Write out every item below word for word, keeping each line unchanged.
:::::
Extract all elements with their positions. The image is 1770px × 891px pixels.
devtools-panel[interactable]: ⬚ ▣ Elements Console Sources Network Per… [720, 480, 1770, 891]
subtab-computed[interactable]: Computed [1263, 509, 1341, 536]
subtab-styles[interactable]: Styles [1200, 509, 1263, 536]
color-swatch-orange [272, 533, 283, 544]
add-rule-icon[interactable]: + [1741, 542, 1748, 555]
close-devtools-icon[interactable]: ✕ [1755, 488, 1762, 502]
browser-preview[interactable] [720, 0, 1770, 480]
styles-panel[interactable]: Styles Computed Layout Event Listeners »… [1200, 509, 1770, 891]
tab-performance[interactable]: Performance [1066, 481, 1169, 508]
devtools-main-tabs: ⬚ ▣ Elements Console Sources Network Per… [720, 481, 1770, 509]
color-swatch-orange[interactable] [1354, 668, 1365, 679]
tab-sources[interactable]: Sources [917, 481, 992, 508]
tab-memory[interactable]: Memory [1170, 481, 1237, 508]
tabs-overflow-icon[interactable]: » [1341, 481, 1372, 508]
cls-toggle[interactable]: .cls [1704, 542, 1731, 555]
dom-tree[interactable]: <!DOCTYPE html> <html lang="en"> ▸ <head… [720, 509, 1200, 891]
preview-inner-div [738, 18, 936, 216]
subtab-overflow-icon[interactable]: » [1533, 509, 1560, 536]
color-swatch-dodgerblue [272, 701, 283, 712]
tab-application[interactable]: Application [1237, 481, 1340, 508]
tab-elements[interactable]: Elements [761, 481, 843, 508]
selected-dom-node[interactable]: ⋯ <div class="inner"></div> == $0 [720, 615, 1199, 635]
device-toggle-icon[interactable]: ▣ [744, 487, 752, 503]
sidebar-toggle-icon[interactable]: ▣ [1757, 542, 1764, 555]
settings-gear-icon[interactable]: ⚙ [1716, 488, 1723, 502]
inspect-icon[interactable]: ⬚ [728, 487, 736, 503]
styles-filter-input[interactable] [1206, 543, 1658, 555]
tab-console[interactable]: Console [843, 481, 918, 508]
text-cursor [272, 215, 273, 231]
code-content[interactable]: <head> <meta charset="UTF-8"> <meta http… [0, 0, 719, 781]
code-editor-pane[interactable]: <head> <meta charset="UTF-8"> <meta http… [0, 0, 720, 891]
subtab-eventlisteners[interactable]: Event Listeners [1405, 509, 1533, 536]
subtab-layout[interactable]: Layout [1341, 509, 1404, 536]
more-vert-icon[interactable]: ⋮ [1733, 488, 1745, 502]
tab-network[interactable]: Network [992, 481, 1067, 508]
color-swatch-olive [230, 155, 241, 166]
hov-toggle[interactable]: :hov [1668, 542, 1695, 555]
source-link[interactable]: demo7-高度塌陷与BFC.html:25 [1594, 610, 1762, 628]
:::::
> **Answer below**:
Extract all elements with their positions. The image is 1770px × 891px pixels.
devtools-panel[interactable]: ⬚ ▣ Elements Console Sources Network Per… [720, 480, 1770, 891]
subtab-computed[interactable]: Computed [1263, 509, 1341, 536]
subtab-styles[interactable]: Styles [1200, 509, 1263, 536]
color-swatch-orange [272, 533, 283, 544]
add-rule-icon[interactable]: + [1741, 542, 1748, 555]
close-devtools-icon[interactable]: ✕ [1755, 488, 1762, 502]
browser-preview[interactable] [720, 0, 1770, 480]
styles-panel[interactable]: Styles Computed Layout Event Listeners »… [1200, 509, 1770, 891]
tab-performance[interactable]: Performance [1066, 481, 1169, 508]
devtools-main-tabs: ⬚ ▣ Elements Console Sources Network Per… [720, 481, 1770, 509]
color-swatch-orange[interactable] [1354, 668, 1365, 679]
tab-sources[interactable]: Sources [917, 481, 992, 508]
tab-memory[interactable]: Memory [1170, 481, 1237, 508]
tabs-overflow-icon[interactable]: » [1341, 481, 1372, 508]
cls-toggle[interactable]: .cls [1704, 542, 1731, 555]
dom-tree[interactable]: <!DOCTYPE html> <html lang="en"> ▸ <head… [720, 509, 1200, 891]
preview-inner-div [738, 18, 936, 216]
subtab-overflow-icon[interactable]: » [1533, 509, 1560, 536]
color-swatch-dodgerblue [272, 701, 283, 712]
tab-application[interactable]: Application [1237, 481, 1340, 508]
tab-elements[interactable]: Elements [761, 481, 843, 508]
selected-dom-node[interactable]: ⋯ <div class="inner"></div> == $0 [720, 615, 1199, 635]
device-toggle-icon[interactable]: ▣ [744, 487, 752, 503]
sidebar-toggle-icon[interactable]: ▣ [1757, 542, 1764, 555]
settings-gear-icon[interactable]: ⚙ [1716, 488, 1723, 502]
inspect-icon[interactable]: ⬚ [728, 487, 736, 503]
styles-filter-input[interactable] [1206, 543, 1658, 555]
tab-console[interactable]: Console [843, 481, 918, 508]
text-cursor [272, 215, 273, 231]
code-content[interactable]: <head> <meta charset="UTF-8"> <meta http… [0, 0, 719, 781]
code-editor-pane[interactable]: <head> <meta charset="UTF-8"> <meta http… [0, 0, 720, 891]
subtab-eventlisteners[interactable]: Event Listeners [1405, 509, 1533, 536]
subtab-layout[interactable]: Layout [1341, 509, 1404, 536]
more-vert-icon[interactable]: ⋮ [1733, 488, 1745, 502]
tab-network[interactable]: Network [992, 481, 1067, 508]
color-swatch-olive [230, 155, 241, 166]
hov-toggle[interactable]: :hov [1668, 542, 1695, 555]
source-link[interactable]: demo7-高度塌陷与BFC.html:25 [1594, 610, 1762, 628]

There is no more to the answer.